— BEGIN Exercise input —

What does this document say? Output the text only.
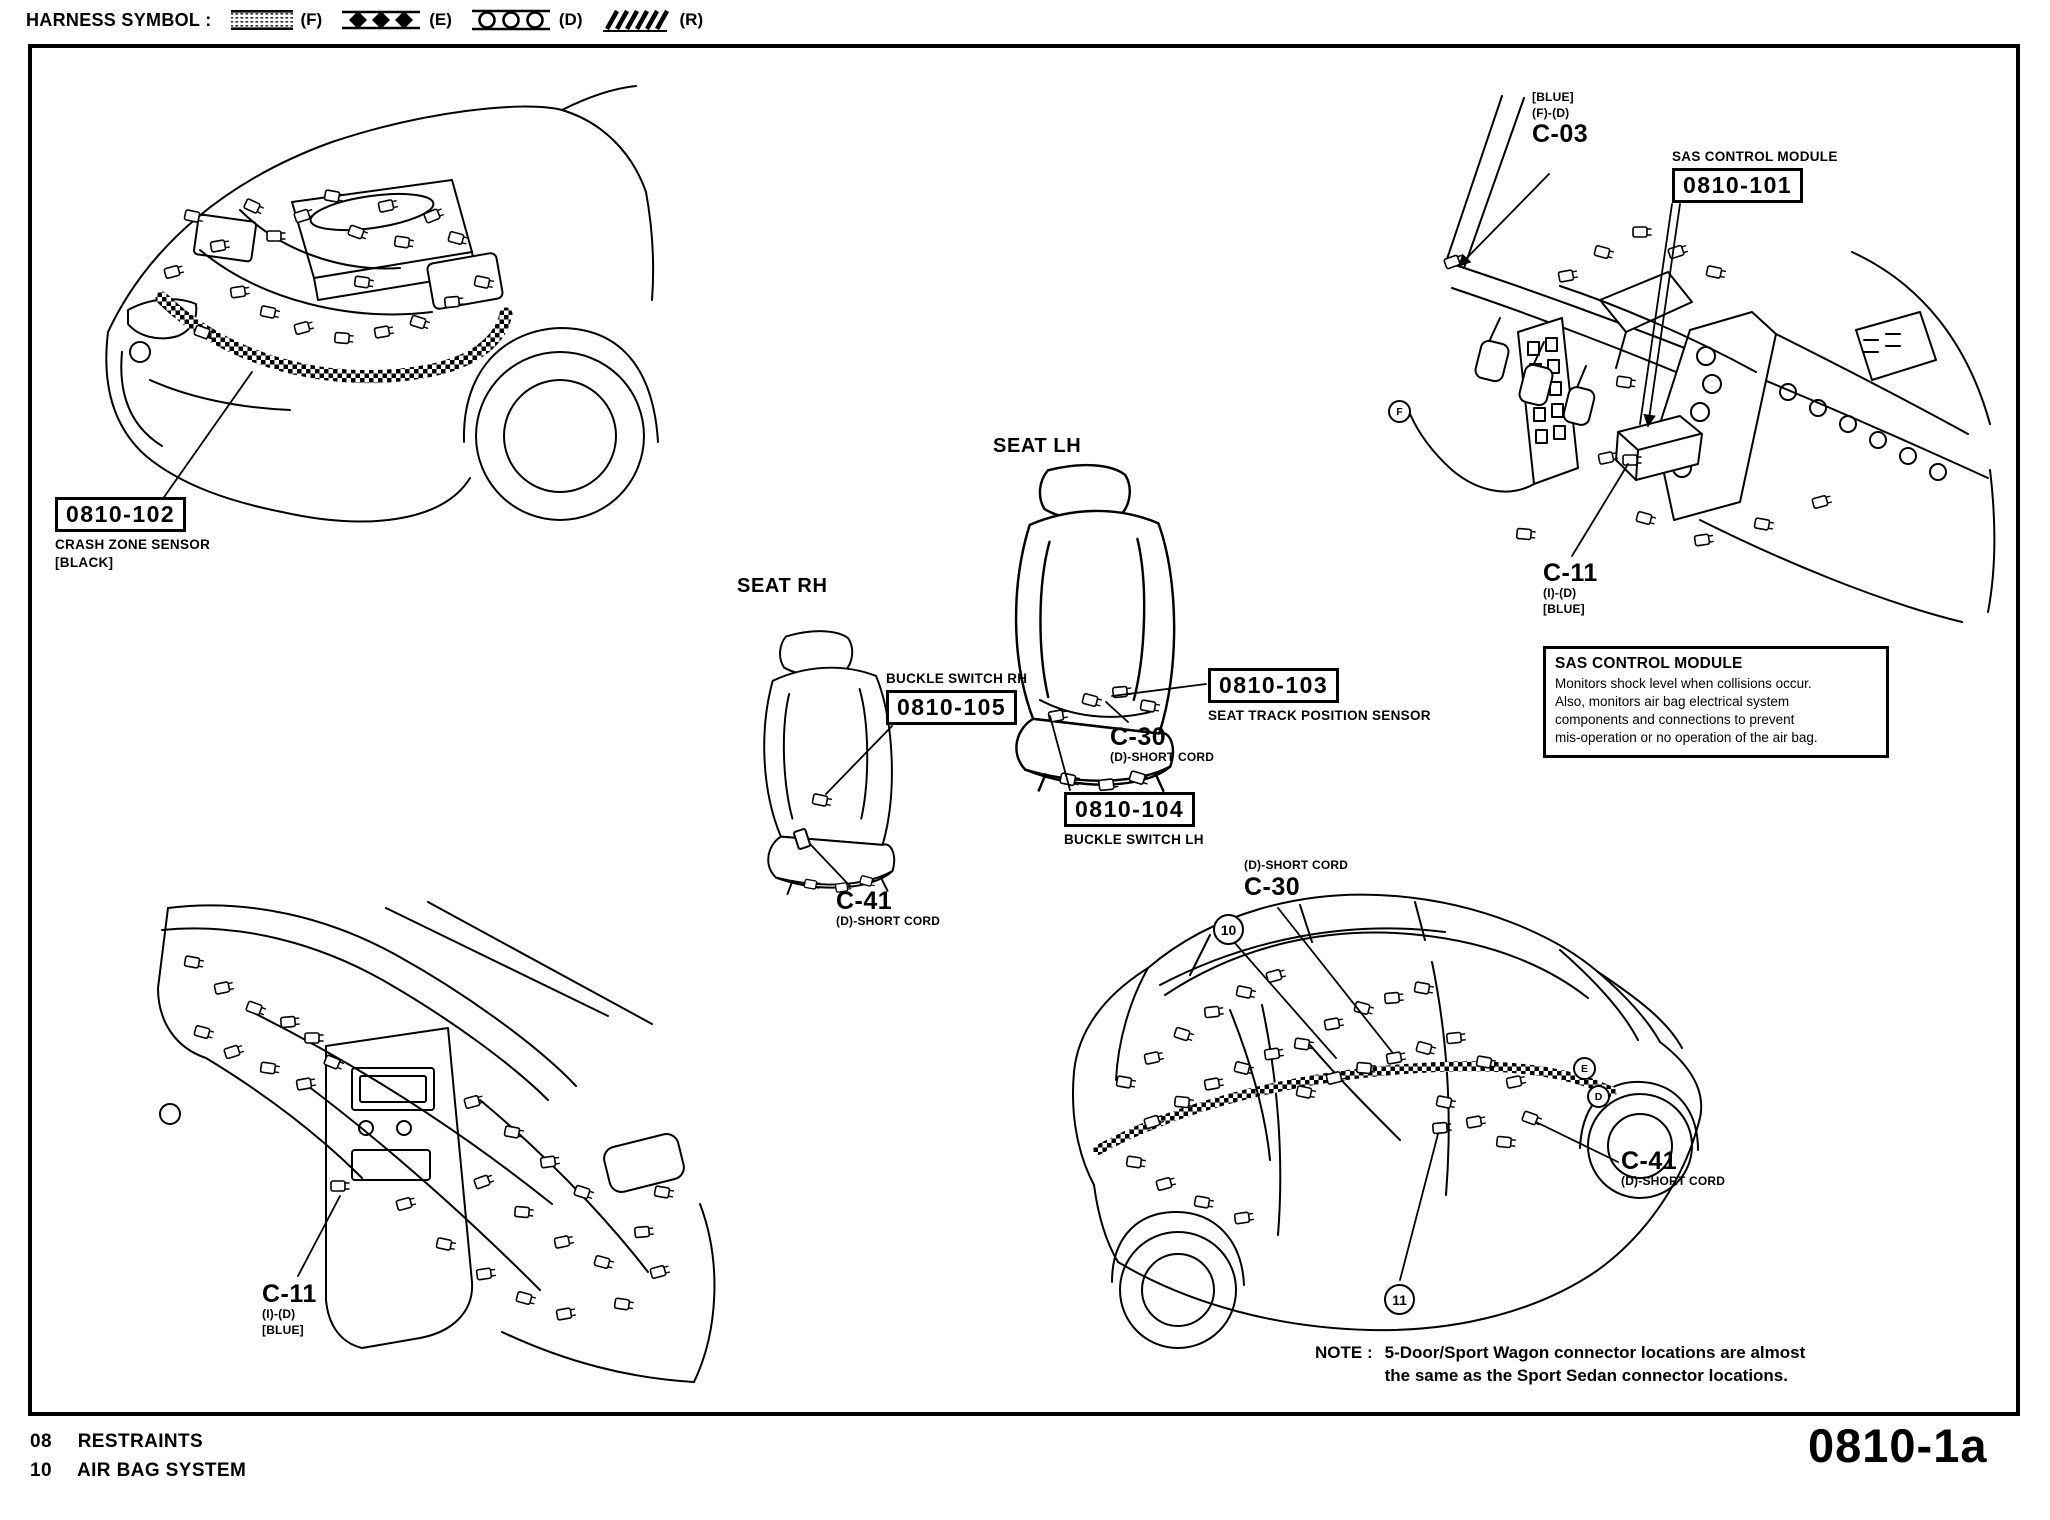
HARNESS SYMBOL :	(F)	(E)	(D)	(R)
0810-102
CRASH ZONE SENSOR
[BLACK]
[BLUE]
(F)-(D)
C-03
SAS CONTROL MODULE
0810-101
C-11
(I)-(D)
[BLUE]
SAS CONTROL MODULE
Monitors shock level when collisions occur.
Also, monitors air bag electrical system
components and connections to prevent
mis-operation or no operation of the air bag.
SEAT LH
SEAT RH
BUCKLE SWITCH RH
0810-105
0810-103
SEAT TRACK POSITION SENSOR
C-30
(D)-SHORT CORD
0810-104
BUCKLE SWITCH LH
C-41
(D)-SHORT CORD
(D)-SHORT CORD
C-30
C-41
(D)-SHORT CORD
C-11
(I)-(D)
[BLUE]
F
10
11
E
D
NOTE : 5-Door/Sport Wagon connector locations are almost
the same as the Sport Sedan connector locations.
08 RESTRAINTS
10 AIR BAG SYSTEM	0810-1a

— END Exercise input —

● **Your goal**: Repeat each line of the records above exactly, but do not copy the pictures.

● **Solution to this problem**:
What does this document say? Output the text only.
HARNESS SYMBOL :	(F)	(E)	(D)	(R)
0810-102
CRASH ZONE SENSOR
[BLACK]
[BLUE]
(F)-(D)
C-03
SAS CONTROL MODULE
0810-101
C-11
(I)-(D)
[BLUE]
SAS CONTROL MODULE
Monitors shock level when collisions occur.
Also, monitors air bag electrical system
components and connections to prevent
mis-operation or no operation of the air bag.
SEAT LH
SEAT RH
BUCKLE SWITCH RH
0810-105
0810-103
SEAT TRACK POSITION SENSOR
C-30
(D)-SHORT CORD
0810-104
BUCKLE SWITCH LH
C-41
(D)-SHORT CORD
(D)-SHORT CORD
C-30
C-41
(D)-SHORT CORD
C-11
(I)-(D)
[BLUE]
F
10
11
E
D
NOTE : 5-Door/Sport Wagon connector locations are almost
the same as the Sport Sedan connector locations.
08 RESTRAINTS
10 AIR BAG SYSTEM	0810-1a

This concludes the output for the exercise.